# Task details
Wherever "отсчета" appears in a line, copy that line.

# Extracted material
- - - -
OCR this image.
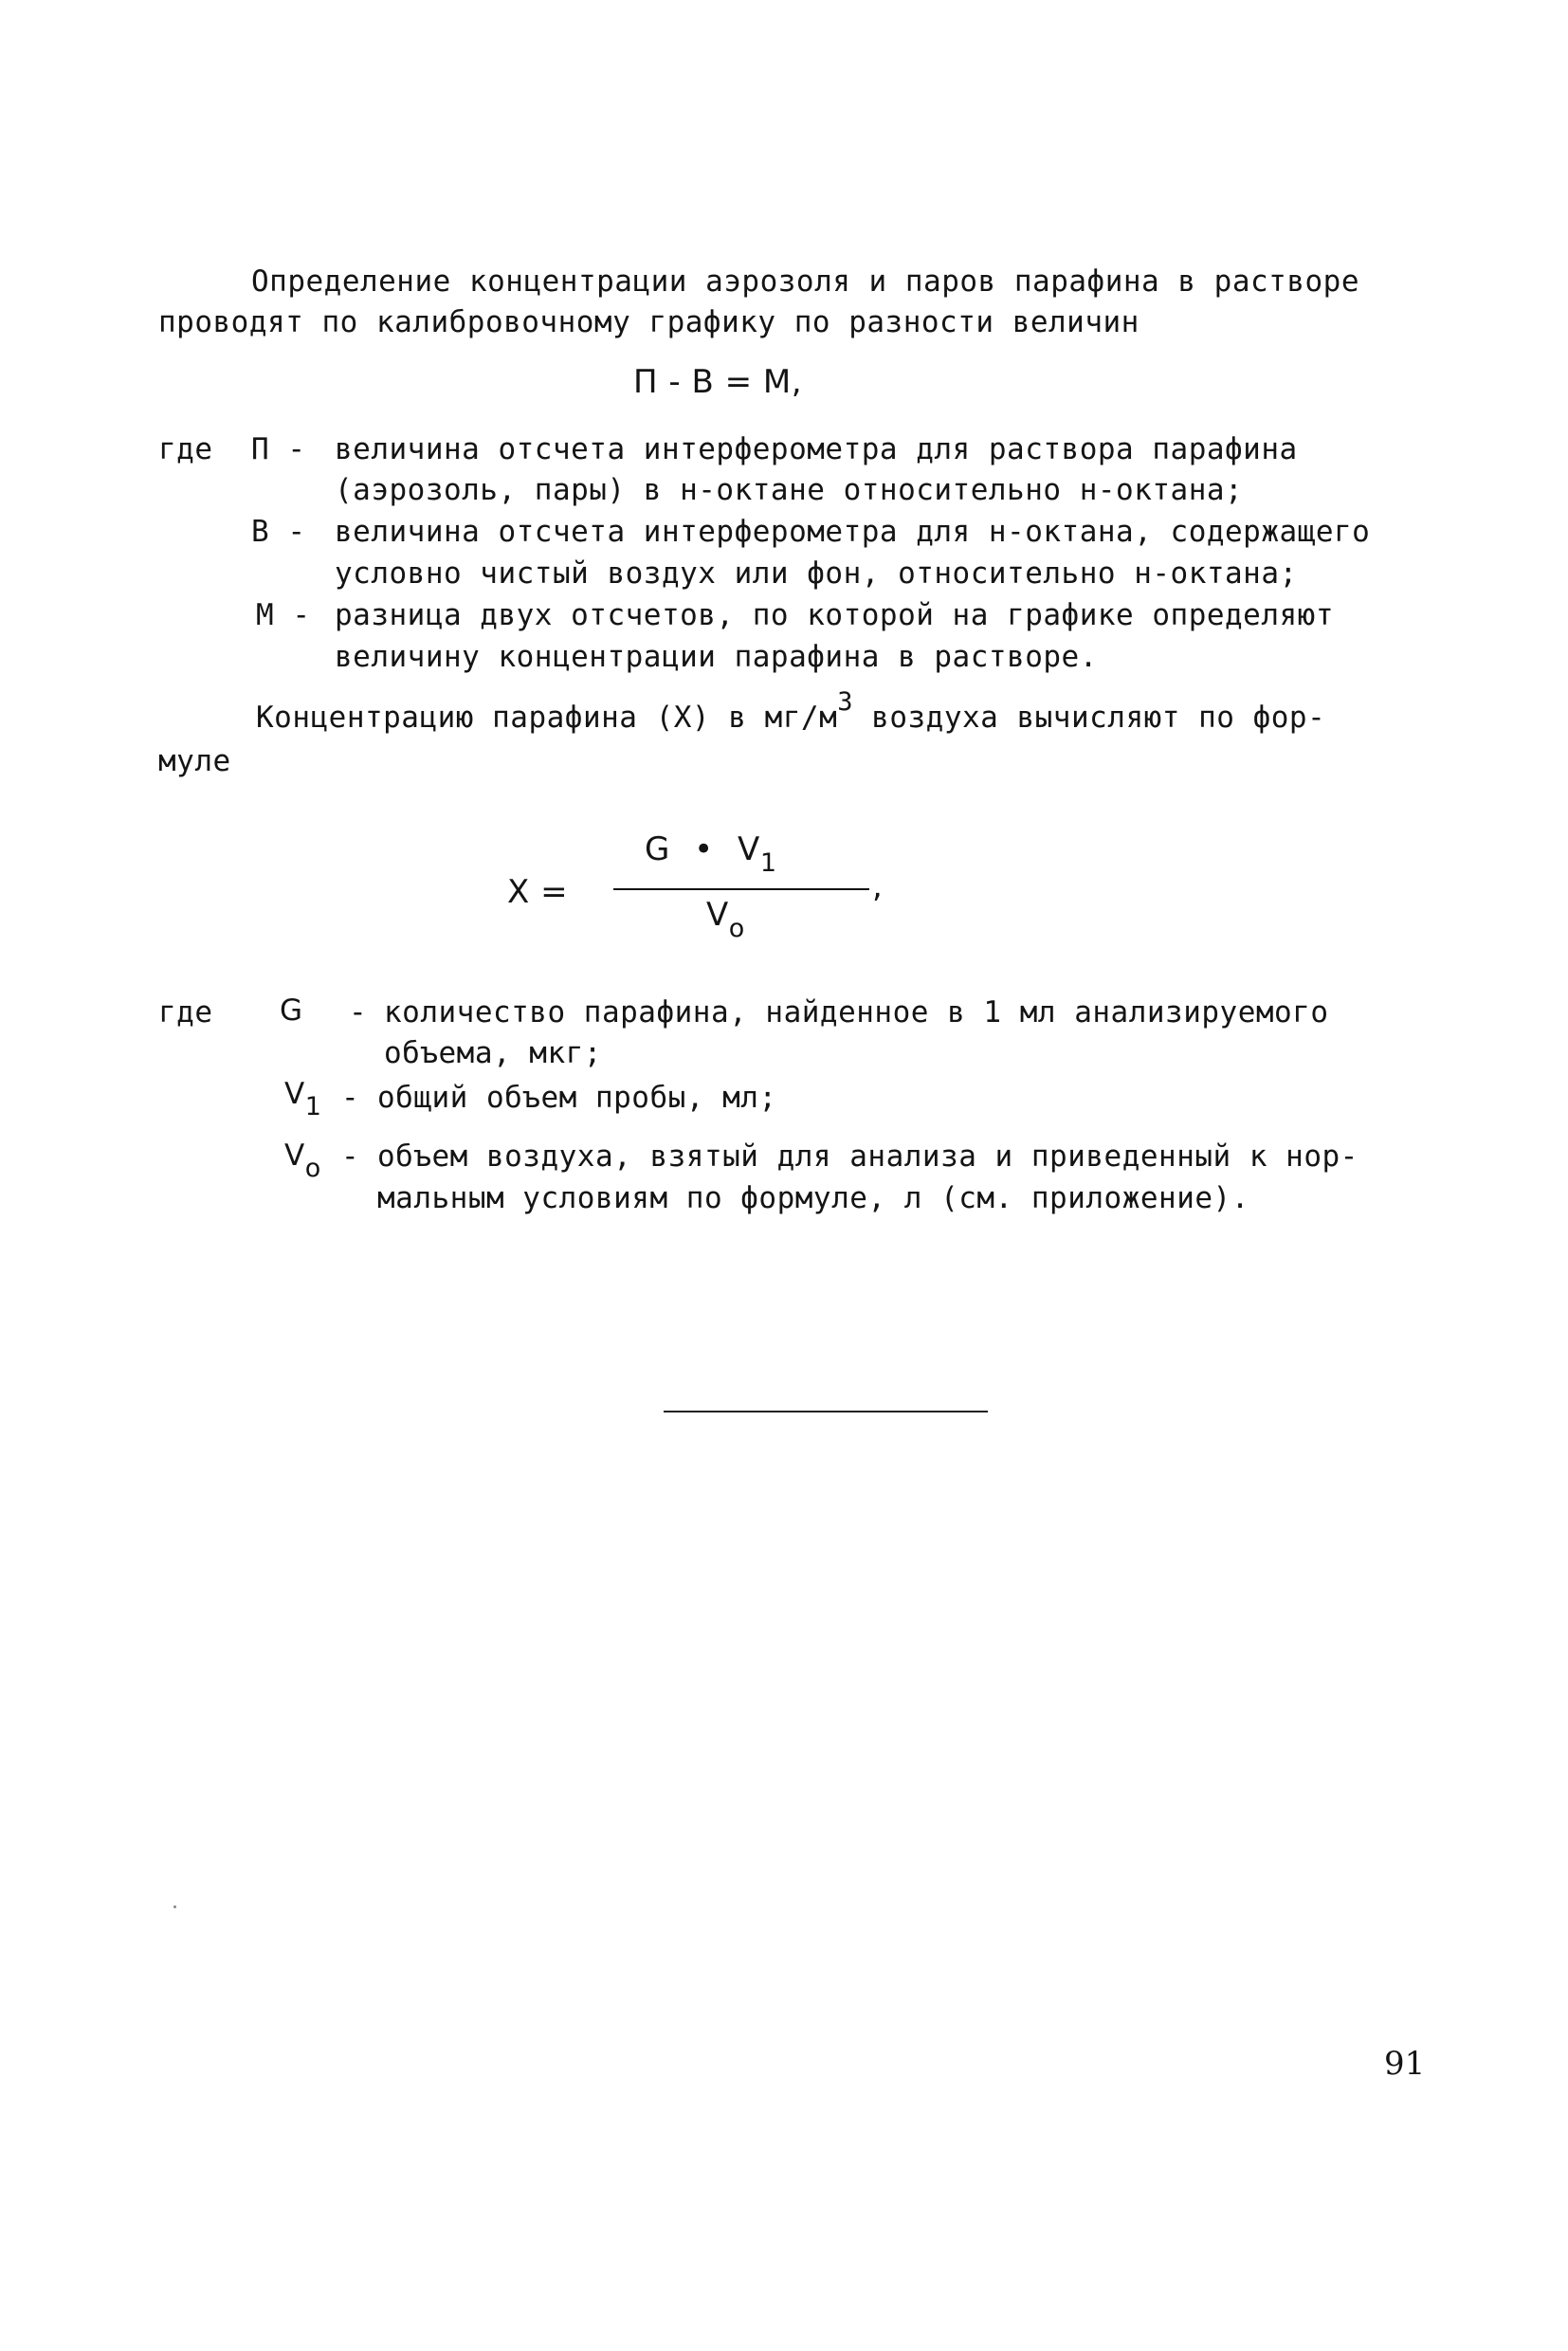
Определение концентрации аэрозоля и паров парафина в растворе
проводят по калибровочному графику по разности величин
П - В = М,
где П - величина отсчета интерферометра для раствора парафина
(аэрозоль, пары) в н-октане относительно н-октана;
В - величина отсчета интерферометра для н-октана, содержащего
условно чистый воздух или фон, относительно н-октана;
М - разница двух отсчетов, по которой на графике определяют
величину концентрации парафина в растворе.
Концентрацию парафина (X) в мг/м3 воздуха вычисляют по фор-
муле
X =
G • $V_1$
,
$V_o$
где G - количество парафина, найденное в 1 мл анализируемого
объема, мкг;
V1 - общий объем пробы, мл;
Vo - объем воздуха, взятый для анализа и приведенный к нор-
мальным условиям по формуле, л (см. приложение).
91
- - - -
# Reply
где П - величина отсчета интерферометра для раствора парафина
В - величина отсчета интерферометра для н-октана, содержащего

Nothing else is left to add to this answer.